GOAL: Any pictures in the records below should be skipped; write out everything else exactly.

[Records from a dataset]
>>>
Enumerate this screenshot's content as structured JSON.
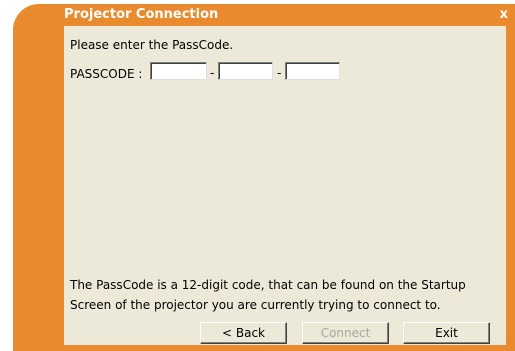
{
  "window": {
    "title": "Projector Connection",
    "close_label": "x",
    "accent_color": "#e98a2e",
    "panel_color": "#ece9d8"
  },
  "form": {
    "prompt": "Please enter the PassCode.",
    "passcode_label": "PASSCODE :",
    "separator": "-",
    "fields": [
      {
        "value": "",
        "placeholder": ""
      },
      {
        "value": "",
        "placeholder": ""
      },
      {
        "value": "",
        "placeholder": ""
      }
    ]
  },
  "info": {
    "line1": "The PassCode is a 12-digit code, that can be found on the Startup",
    "line2": "Screen of the projector you are currently trying to connect to."
  },
  "buttons": {
    "back": {
      "label": "< Back",
      "enabled": true
    },
    "connect": {
      "label": "Connect",
      "enabled": false
    },
    "exit": {
      "label": "Exit",
      "enabled": true
    }
  }
}
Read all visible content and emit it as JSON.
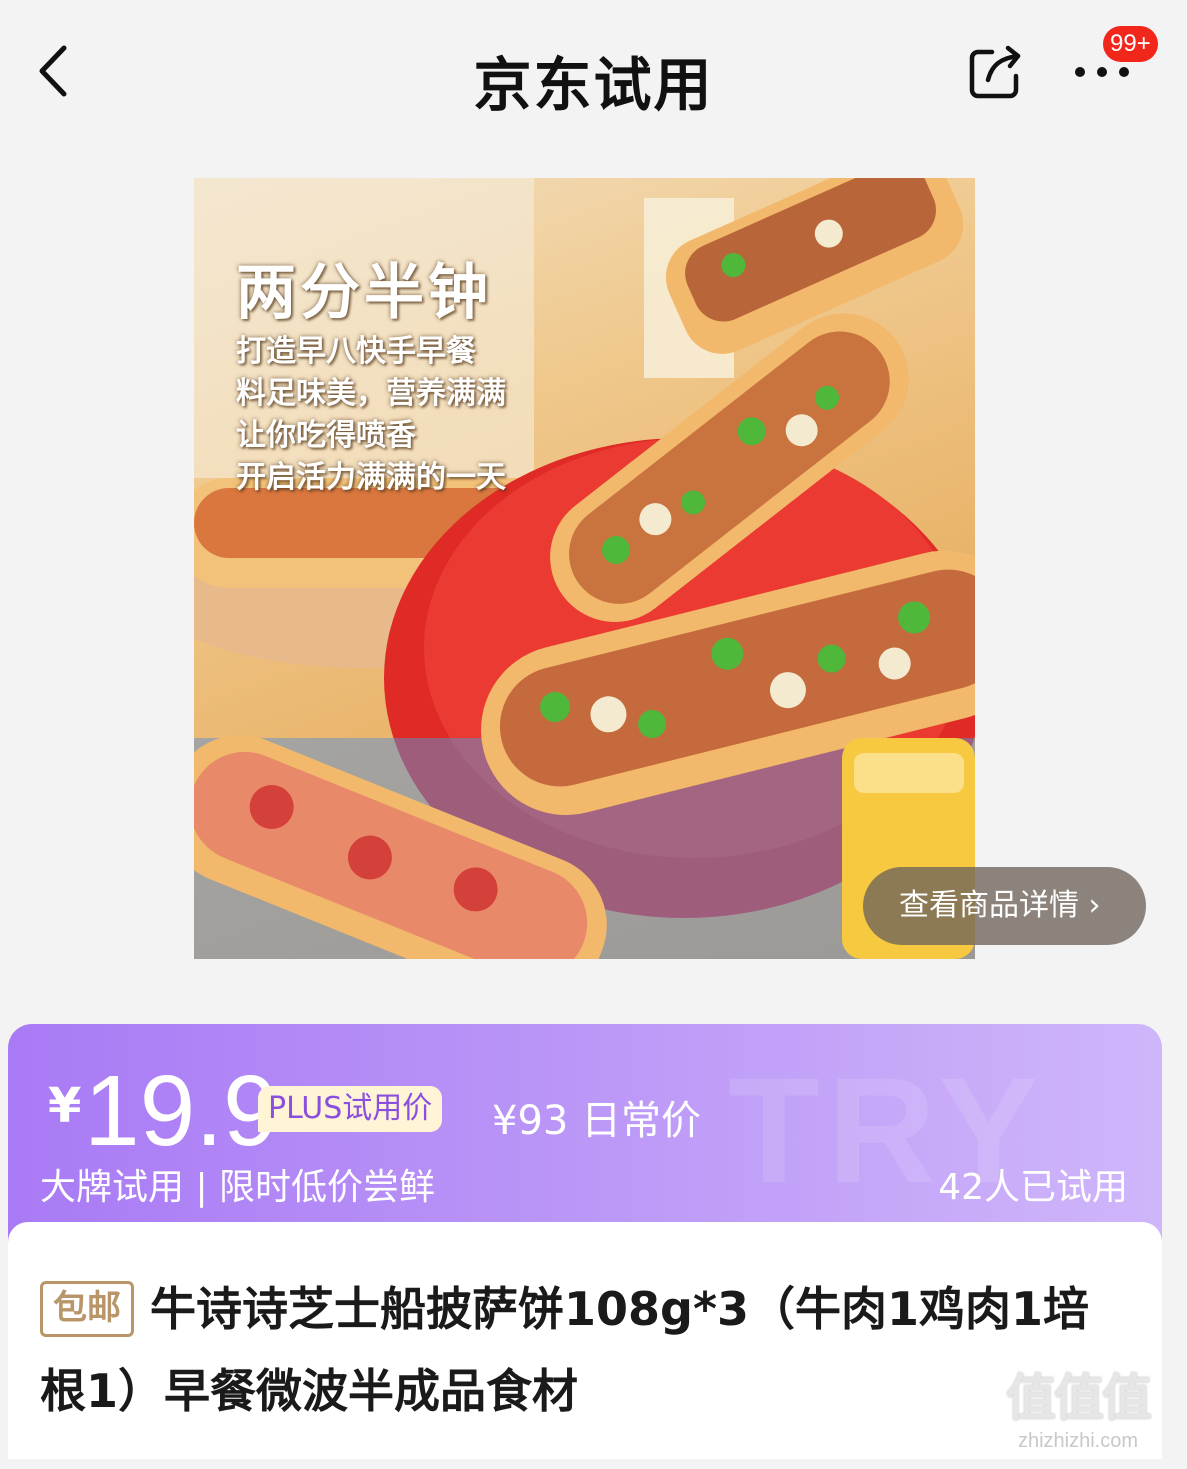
<<<
THE OUTPUT:
Enumerate this screenshot's content as structured JSON.
{
  "window": {
    "title": "Projector Connection",
    "close_label": "x",
    "accent_color": "#e98a2e",
    "panel_color": "#ece9d8"
  },
  "form": {
    "prompt": "Please enter the PassCode.",
    "passcode_label": "PASSCODE :",
    "separator": "-",
    "fields": [
      {
        "value": "",
        "placeholder": ""
      },
      {
        "value": "",
        "placeholder": ""
      },
      {
        "value": "",
        "placeholder": ""
      }
    ]
  },
  "info": {
    "line1": "The PassCode is a 12-digit code, that can be found on the Startup",
    "line2": "Screen of the projector you are currently trying to connect to."
  },
  "buttons": {
    "back": {
      "label": "< Back",
      "enabled": true
    },
    "connect": {
      "label": "Connect",
      "enabled": false
    },
    "exit": {
      "label": "Exit",
      "enabled": true
    }
  }
}
Read all visible content and emit it as JSON.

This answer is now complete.